==== Data shown ====

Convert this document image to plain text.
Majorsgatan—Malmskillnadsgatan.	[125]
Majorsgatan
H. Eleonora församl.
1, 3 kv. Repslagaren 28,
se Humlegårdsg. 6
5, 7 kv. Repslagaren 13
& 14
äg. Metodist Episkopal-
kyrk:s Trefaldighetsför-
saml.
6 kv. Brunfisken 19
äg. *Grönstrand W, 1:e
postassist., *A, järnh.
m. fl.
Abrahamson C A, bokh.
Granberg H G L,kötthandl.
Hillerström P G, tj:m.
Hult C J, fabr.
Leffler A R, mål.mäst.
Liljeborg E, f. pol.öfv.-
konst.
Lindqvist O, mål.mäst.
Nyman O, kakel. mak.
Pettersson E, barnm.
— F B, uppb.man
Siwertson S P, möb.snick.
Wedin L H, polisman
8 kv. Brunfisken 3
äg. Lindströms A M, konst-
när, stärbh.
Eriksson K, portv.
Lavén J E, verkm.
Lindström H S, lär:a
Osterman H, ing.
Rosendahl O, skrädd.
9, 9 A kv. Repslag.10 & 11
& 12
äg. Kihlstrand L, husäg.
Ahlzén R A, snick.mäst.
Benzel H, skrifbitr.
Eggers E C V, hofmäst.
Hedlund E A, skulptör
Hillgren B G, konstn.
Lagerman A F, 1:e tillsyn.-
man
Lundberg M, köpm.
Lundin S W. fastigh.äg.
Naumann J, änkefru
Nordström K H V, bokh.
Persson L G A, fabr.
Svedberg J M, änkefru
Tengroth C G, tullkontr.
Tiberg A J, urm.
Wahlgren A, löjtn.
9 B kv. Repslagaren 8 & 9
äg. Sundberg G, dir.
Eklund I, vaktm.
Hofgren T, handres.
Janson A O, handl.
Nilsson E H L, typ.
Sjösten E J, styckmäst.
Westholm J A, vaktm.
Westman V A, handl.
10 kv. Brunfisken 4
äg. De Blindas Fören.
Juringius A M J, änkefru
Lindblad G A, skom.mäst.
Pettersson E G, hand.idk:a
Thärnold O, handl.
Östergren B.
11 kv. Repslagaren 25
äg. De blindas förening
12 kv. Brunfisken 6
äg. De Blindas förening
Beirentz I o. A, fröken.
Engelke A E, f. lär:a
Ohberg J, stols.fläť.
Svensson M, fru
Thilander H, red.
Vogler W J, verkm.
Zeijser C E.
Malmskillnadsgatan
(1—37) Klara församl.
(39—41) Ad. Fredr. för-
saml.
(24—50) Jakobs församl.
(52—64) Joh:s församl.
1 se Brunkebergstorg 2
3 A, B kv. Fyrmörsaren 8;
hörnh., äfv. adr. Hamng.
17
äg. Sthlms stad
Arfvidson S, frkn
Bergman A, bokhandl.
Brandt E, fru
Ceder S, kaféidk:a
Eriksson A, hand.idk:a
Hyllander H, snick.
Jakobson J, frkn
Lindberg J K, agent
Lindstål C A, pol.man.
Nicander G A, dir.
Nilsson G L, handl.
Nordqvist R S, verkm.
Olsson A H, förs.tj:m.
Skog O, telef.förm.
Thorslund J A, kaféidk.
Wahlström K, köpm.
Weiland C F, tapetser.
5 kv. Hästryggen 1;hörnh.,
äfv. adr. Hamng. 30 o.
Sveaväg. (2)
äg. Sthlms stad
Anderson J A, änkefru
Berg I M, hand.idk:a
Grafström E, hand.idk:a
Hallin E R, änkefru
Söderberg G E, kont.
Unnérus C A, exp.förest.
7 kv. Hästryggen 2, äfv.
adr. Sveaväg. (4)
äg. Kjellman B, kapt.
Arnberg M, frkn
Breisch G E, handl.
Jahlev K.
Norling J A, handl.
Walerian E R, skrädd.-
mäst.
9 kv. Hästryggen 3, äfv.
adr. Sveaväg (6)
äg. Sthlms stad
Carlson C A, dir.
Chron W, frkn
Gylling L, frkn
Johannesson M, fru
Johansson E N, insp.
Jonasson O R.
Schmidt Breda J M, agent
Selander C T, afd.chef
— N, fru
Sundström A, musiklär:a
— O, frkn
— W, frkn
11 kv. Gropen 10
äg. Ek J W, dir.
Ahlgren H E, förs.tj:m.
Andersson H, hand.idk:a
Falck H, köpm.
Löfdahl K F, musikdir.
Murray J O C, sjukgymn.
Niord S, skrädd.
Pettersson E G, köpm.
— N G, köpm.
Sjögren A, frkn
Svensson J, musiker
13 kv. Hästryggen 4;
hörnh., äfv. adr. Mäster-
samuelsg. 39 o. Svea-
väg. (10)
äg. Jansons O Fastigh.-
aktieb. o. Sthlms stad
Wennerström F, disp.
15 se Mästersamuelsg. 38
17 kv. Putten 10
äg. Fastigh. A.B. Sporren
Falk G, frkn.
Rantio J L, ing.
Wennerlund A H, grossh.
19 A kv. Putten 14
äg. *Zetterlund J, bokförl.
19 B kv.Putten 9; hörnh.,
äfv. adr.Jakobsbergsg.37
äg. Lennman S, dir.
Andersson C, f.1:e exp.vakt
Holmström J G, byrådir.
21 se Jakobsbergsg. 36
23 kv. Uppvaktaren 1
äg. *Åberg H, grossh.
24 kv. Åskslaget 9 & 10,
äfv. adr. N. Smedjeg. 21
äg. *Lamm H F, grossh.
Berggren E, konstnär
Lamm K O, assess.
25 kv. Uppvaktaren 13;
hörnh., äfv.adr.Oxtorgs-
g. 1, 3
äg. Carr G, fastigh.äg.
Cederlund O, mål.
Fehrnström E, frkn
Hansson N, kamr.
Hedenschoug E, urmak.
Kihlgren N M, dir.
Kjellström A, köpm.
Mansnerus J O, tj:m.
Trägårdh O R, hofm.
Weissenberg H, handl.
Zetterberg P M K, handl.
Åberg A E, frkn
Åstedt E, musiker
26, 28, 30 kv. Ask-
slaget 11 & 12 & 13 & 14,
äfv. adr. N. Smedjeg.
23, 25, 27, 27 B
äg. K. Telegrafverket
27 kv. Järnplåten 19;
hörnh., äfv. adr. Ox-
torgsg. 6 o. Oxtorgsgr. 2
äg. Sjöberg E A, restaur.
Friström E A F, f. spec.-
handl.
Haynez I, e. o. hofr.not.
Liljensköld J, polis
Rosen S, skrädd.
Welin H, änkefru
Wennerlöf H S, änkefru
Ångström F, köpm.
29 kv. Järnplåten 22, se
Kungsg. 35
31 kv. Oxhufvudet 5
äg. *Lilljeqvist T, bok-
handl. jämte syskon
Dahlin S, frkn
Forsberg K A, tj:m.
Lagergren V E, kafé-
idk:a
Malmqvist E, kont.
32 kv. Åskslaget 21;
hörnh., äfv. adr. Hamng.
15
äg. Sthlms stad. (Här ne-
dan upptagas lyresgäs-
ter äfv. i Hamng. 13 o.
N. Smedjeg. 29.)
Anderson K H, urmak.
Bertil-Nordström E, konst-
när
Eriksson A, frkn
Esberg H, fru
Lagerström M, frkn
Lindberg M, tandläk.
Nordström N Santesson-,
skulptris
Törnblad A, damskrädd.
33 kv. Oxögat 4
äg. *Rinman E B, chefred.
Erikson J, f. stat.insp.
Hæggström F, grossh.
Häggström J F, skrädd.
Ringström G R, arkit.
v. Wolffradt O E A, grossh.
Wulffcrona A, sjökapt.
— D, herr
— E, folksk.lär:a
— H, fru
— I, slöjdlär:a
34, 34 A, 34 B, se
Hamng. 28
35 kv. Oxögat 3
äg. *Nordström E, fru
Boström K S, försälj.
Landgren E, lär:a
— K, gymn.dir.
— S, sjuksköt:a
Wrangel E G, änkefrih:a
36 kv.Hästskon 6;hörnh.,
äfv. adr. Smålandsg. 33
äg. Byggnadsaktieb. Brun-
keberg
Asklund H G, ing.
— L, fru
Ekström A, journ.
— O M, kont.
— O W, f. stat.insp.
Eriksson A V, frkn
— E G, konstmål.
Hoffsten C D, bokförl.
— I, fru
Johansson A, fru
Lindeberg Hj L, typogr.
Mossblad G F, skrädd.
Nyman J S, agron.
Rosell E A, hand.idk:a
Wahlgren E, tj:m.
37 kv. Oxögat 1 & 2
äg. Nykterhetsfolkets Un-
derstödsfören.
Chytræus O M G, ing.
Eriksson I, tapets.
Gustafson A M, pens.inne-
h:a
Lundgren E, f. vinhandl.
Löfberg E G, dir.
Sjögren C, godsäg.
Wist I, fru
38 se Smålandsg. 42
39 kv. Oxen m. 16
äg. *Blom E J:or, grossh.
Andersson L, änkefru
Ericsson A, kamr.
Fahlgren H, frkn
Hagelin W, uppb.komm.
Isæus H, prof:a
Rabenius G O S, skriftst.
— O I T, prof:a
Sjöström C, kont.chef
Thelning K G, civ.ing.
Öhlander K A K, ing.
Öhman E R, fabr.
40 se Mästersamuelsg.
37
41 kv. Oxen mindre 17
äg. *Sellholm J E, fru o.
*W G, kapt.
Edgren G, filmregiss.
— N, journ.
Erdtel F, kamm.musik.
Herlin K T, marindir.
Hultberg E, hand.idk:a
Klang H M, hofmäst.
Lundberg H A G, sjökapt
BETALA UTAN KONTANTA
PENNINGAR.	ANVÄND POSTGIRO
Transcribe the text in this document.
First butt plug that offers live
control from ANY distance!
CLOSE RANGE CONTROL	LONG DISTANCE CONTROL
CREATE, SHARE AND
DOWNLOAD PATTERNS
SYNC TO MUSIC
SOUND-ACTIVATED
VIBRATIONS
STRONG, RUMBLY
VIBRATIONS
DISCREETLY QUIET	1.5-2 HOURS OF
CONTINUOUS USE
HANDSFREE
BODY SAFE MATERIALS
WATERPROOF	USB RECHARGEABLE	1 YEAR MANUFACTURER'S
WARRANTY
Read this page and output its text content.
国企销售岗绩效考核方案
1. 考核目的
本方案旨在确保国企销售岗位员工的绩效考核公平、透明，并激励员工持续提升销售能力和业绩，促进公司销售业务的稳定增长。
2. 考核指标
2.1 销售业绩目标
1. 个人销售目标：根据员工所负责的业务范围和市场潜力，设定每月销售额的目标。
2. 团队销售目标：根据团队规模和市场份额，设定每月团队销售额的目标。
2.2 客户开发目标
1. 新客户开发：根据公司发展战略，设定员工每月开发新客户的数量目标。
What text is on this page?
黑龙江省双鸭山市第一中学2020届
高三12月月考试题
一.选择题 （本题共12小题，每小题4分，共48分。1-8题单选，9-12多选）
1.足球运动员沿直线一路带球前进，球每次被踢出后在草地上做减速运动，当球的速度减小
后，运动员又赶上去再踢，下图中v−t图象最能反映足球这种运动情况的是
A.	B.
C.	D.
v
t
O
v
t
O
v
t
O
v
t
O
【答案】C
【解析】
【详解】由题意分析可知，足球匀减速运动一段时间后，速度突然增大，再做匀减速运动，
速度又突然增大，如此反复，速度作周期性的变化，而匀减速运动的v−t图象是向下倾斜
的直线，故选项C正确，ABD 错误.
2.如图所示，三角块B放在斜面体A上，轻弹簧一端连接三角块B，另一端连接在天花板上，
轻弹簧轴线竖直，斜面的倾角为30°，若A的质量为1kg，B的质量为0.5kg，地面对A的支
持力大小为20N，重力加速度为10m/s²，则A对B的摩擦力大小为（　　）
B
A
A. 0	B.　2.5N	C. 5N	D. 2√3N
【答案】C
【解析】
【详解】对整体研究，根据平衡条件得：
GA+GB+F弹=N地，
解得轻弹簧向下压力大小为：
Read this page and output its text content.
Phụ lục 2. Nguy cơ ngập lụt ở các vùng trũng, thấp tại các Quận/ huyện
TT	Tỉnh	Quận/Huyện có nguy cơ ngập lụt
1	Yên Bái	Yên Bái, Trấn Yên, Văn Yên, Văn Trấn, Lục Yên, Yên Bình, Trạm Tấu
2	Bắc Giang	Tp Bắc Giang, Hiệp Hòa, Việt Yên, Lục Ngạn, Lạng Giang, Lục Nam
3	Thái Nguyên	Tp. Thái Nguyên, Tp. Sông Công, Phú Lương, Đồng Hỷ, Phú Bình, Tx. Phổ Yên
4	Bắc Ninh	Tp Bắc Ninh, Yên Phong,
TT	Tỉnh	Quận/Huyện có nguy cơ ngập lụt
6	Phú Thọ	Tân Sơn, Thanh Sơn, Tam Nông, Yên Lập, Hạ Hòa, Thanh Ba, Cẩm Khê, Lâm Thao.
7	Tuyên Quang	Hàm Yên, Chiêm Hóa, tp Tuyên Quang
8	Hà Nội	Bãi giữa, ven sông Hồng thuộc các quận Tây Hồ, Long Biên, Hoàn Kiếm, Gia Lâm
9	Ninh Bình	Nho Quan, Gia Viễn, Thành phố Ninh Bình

====

Exercise goal | All lines holding the word "änkefru" should be picked out and copied.

Solution |
Naumann J, änkefru
Svedberg J M, änkefru
Juringius A M J, änkefru
Anderson J A, änkefru
Hallin E R, änkefru
Welin H, änkefru
Wennerlöf H S, änkefru
Andersson L, änkefru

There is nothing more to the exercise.